» Aim
Lines that hold the word "United" should be located and copied.

» Material provided
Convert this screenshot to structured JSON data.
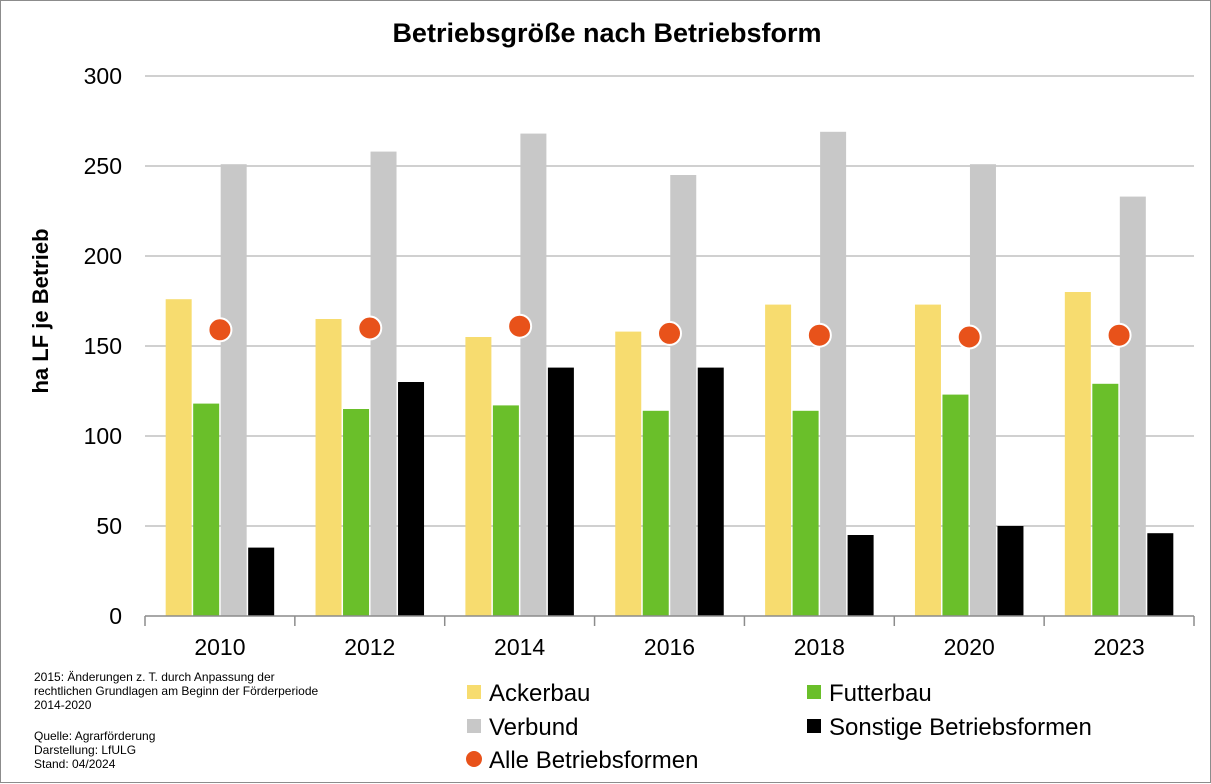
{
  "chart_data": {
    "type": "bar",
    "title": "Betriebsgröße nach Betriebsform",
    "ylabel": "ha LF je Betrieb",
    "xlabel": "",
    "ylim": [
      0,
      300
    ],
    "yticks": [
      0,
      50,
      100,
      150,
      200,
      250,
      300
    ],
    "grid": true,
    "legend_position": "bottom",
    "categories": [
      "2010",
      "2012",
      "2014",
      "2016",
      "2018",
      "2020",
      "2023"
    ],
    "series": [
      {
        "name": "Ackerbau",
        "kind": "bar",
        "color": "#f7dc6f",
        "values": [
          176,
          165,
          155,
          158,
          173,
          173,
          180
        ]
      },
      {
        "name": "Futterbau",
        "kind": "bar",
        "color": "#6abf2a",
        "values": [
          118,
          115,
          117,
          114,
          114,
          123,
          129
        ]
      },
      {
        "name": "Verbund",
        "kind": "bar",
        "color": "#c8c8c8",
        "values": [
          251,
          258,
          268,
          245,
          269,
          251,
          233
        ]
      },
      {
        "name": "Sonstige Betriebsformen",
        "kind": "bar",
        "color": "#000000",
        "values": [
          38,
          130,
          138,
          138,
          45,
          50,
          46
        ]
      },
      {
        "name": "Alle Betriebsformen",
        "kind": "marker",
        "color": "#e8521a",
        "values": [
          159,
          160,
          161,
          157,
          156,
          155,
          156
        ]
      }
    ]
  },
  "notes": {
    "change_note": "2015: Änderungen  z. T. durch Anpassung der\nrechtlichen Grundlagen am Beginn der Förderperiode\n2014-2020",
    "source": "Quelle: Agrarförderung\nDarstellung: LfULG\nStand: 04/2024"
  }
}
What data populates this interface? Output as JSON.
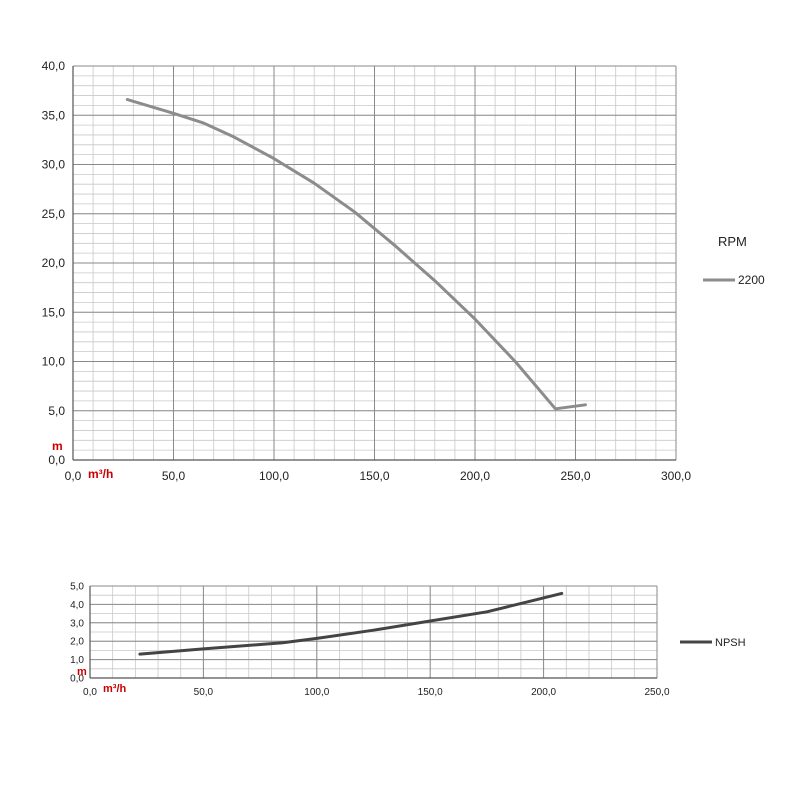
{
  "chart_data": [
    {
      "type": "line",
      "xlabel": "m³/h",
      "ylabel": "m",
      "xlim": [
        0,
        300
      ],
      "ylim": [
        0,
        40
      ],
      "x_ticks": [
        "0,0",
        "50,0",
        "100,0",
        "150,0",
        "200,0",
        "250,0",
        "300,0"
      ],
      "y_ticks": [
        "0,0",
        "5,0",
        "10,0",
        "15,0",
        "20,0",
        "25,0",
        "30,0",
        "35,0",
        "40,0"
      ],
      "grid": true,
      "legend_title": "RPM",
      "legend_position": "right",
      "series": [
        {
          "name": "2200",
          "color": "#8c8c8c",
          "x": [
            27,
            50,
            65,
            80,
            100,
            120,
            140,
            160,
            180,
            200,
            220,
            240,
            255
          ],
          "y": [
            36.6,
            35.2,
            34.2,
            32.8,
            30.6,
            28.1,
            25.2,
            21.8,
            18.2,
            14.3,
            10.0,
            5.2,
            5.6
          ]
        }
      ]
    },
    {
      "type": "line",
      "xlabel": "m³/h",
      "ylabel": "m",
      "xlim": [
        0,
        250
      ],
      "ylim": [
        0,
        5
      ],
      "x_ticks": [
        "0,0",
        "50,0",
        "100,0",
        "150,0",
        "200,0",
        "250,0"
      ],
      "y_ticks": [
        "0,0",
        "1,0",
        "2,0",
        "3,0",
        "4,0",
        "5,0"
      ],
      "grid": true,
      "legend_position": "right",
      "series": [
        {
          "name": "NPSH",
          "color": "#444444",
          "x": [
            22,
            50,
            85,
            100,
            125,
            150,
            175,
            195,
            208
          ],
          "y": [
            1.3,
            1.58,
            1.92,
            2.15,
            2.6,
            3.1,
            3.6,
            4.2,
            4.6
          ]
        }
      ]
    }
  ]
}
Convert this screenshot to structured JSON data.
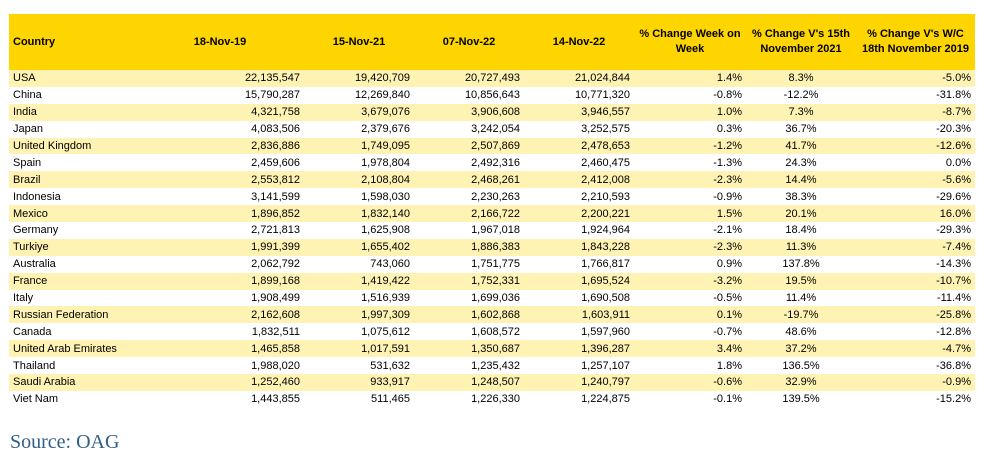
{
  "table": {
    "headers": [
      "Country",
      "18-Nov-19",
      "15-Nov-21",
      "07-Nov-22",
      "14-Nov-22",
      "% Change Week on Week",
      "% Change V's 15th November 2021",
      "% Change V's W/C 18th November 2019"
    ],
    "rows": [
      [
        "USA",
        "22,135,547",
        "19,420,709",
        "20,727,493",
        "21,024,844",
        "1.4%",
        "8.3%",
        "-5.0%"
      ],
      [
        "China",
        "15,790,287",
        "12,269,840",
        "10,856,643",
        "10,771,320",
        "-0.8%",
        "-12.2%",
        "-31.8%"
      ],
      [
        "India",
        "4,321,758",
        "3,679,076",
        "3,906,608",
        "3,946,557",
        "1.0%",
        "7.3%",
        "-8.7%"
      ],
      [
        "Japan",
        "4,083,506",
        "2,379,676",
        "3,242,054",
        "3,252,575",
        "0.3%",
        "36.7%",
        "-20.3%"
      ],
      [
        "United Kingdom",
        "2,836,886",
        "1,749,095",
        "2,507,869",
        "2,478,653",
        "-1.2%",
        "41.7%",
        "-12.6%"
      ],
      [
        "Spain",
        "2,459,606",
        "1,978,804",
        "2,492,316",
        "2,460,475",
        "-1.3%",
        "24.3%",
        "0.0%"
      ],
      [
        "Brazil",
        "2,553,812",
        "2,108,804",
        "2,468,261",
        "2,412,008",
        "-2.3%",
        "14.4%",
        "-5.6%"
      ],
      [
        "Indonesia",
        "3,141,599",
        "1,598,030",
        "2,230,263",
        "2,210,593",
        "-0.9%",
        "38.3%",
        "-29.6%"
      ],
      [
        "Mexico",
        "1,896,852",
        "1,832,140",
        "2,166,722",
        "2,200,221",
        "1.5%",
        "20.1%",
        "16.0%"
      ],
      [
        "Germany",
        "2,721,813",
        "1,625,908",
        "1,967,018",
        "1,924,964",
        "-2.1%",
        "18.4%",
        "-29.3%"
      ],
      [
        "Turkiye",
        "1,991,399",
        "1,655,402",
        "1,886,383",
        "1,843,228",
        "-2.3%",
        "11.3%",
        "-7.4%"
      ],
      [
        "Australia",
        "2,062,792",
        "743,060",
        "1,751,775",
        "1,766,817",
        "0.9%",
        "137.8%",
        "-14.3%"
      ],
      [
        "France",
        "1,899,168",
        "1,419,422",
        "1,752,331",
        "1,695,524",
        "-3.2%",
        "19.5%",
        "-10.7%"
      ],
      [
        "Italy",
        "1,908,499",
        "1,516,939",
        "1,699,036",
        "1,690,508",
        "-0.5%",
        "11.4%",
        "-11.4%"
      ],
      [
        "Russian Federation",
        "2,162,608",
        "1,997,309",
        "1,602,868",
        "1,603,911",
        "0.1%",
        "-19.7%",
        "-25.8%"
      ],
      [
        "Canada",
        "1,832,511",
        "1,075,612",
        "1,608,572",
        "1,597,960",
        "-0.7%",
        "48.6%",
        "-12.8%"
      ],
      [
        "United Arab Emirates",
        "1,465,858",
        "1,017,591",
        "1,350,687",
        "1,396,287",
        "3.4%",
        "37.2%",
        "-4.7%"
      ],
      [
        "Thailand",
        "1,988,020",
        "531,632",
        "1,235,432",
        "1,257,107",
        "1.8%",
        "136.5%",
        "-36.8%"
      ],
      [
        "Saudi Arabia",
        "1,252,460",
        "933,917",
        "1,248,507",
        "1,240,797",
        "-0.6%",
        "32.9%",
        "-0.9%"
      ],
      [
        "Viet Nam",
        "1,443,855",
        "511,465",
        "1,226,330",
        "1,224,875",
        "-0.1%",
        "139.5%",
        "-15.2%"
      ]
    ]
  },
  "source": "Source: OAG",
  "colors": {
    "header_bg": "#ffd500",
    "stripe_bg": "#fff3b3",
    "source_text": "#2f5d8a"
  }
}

» Task response
        "United Kingdom",
        "United Arab Emirates",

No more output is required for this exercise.